I think most of the people who purchase Lewis' non-fiction do so because they are interested in his take on Christianity. One of the odd things about this book is that Lewis doesn't make it clear how he decided on these four Greek words. It turns out that the New Testament doesn't use the word eros or storge. This means that the New Testament usage is actually closer to colloquial English usage that you might guess from this book. I assume he chose these words because classical Greek philosophers classified love in this four-fold way.

When Lewis discusses friendship in this book, he gives it a rather odd definition that no longer seems appropriate in today's world, and probably even in his time almost no one except a university professor have. Lewis' concept is that a friend is someone with whom you share an arcane interest. It is an interest so rare that when you meet someone with a similar interest, your reaction is "What? You too?" Now that most people live in large cities and many have access to the internet, finding someone with an interest in say Wagnerian Opera isn't nearly so hard as it might have been for Lewis, who hated London and large cities. I think for most urban dwellers today, the people whom we consider friends are not so much those with whom we share a rare hobby, but people whose company we like and whose lives we are interested in hearing about.
════════════════════
▶ _Job 1_
Rewrite the passage of the review that begins at "I think most" and ends after "this four-fold way.", changing "colloquial" to "everyday".
▶ _Job 2_
According to the review, which words does the New Testament not use?
════════════════════
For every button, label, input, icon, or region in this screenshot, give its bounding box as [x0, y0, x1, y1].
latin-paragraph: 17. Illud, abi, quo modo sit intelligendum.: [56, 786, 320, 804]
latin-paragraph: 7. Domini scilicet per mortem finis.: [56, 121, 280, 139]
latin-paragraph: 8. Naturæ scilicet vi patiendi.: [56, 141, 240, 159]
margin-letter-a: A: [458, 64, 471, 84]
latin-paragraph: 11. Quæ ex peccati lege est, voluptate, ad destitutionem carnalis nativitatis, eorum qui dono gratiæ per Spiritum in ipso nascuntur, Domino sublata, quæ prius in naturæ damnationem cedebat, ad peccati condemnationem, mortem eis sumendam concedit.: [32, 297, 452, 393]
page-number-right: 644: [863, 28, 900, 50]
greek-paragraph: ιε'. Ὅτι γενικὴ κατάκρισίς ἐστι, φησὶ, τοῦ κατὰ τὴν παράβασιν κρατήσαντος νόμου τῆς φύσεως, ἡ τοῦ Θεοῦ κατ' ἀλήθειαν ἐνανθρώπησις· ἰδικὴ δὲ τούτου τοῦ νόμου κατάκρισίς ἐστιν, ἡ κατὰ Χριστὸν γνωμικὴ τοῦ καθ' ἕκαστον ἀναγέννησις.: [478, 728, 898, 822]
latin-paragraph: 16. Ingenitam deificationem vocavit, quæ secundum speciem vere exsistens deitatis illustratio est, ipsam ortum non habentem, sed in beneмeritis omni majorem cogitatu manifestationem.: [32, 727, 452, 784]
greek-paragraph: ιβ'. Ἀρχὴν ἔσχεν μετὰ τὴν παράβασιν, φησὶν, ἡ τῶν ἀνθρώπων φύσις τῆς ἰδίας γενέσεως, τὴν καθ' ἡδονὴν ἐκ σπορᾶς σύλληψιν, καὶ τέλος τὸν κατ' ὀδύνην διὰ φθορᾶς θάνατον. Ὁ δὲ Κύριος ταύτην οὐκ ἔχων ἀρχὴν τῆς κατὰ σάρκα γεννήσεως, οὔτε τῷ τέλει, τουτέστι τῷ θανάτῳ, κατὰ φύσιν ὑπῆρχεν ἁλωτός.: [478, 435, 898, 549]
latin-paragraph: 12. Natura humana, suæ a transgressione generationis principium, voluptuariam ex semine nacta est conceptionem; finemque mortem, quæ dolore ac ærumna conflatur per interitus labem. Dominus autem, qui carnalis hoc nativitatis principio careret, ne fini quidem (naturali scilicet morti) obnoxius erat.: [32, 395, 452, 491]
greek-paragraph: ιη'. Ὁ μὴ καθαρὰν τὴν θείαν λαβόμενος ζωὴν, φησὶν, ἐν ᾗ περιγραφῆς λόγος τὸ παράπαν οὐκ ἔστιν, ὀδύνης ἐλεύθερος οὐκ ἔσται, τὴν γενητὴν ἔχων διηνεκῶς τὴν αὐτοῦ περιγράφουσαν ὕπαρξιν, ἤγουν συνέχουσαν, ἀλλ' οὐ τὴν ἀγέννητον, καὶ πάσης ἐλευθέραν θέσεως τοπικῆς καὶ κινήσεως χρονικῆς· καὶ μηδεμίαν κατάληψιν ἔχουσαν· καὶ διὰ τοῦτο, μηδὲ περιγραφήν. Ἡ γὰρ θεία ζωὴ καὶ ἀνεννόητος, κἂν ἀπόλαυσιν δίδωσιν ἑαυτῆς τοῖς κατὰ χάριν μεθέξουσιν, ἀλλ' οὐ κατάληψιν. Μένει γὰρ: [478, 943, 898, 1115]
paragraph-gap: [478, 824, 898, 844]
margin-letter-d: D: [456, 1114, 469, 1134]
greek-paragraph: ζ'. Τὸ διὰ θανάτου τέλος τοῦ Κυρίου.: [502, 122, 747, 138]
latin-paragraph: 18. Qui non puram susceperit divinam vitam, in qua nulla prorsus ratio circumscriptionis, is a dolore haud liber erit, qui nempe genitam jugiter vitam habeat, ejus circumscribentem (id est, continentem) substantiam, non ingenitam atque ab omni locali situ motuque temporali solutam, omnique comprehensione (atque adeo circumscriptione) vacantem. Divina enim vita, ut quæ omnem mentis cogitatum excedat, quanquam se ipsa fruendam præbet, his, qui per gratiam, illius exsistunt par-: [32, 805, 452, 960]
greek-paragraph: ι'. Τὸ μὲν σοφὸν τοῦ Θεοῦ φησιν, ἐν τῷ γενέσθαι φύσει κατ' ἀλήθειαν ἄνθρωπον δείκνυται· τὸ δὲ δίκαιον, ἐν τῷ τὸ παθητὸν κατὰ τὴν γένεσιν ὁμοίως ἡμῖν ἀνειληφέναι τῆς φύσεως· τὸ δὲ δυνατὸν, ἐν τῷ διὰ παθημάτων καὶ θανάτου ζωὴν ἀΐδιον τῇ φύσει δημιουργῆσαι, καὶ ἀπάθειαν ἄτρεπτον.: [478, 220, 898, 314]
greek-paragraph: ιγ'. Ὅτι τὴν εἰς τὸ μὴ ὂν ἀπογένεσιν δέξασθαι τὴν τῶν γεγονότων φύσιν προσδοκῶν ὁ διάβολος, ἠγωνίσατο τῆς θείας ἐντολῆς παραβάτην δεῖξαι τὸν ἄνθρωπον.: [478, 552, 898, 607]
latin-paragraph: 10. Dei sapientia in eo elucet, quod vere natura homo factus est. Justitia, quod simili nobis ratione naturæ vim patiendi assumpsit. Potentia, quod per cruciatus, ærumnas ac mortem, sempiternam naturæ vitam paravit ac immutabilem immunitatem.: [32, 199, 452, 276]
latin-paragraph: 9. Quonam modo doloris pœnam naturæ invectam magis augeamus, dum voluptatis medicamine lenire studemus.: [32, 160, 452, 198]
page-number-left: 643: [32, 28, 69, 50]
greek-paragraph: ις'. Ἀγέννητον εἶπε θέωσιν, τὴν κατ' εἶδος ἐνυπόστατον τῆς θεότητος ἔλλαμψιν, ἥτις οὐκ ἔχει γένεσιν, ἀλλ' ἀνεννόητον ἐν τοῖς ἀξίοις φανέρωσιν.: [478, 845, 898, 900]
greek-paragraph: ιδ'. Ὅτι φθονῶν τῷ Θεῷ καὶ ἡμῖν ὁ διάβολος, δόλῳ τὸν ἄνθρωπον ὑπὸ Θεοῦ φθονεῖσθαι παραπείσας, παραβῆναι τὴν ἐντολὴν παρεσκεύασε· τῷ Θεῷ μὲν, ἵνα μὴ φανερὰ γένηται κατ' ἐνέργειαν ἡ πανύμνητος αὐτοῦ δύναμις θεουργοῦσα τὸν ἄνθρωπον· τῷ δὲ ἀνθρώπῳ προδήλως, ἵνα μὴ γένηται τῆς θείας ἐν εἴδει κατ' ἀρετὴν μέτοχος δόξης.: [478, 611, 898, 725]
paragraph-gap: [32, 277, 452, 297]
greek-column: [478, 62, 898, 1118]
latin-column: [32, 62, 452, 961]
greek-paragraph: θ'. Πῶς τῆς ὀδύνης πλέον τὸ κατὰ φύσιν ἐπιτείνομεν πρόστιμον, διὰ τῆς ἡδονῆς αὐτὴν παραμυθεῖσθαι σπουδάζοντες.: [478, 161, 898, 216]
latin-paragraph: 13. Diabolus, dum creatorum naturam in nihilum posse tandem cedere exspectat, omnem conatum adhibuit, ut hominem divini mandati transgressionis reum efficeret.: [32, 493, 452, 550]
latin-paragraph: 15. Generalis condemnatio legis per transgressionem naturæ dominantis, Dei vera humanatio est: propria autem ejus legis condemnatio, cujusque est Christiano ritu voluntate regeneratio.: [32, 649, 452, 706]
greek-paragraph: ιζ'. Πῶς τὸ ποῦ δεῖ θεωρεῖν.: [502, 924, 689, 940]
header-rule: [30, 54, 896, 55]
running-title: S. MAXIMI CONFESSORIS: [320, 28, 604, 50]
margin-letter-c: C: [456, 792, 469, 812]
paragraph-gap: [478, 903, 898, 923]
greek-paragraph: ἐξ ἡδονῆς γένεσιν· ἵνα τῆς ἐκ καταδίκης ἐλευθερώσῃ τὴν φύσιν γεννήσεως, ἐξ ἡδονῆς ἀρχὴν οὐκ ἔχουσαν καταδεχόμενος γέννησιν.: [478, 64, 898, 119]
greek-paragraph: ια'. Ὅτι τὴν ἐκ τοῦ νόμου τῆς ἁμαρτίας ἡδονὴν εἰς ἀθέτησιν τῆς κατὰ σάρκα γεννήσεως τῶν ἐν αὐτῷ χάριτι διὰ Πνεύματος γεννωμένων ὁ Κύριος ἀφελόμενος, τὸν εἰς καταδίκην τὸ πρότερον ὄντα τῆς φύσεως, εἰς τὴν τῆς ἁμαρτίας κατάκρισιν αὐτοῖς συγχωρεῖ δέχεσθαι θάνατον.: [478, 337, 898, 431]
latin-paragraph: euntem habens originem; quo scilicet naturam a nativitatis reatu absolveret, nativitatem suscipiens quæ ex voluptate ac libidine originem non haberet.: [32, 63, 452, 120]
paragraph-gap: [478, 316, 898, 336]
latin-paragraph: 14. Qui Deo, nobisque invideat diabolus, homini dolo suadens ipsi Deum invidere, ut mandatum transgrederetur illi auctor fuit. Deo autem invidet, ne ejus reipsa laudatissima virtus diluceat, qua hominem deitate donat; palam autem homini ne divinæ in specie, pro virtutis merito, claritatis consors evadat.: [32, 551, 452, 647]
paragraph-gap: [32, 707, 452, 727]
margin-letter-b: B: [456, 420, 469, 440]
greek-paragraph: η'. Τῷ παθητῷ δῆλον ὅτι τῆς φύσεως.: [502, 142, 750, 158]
════════════════════
▶ _Full output 1_
I think most of the people who purchase Lewis' non-fiction do so because they are interested in his take on Christianity. One of the odd things about this book is that Lewis doesn't make it clear how he decided on these four Greek words. It turns out that the New Testament doesn't use the word eros or storge. This means that the New Testament usage is actually closer to everyday English usage that you might guess from this book. I assume he chose these words because classical Greek philosophers classified love in this four-fold way.

▶ _Full output 2_
Eros and storge.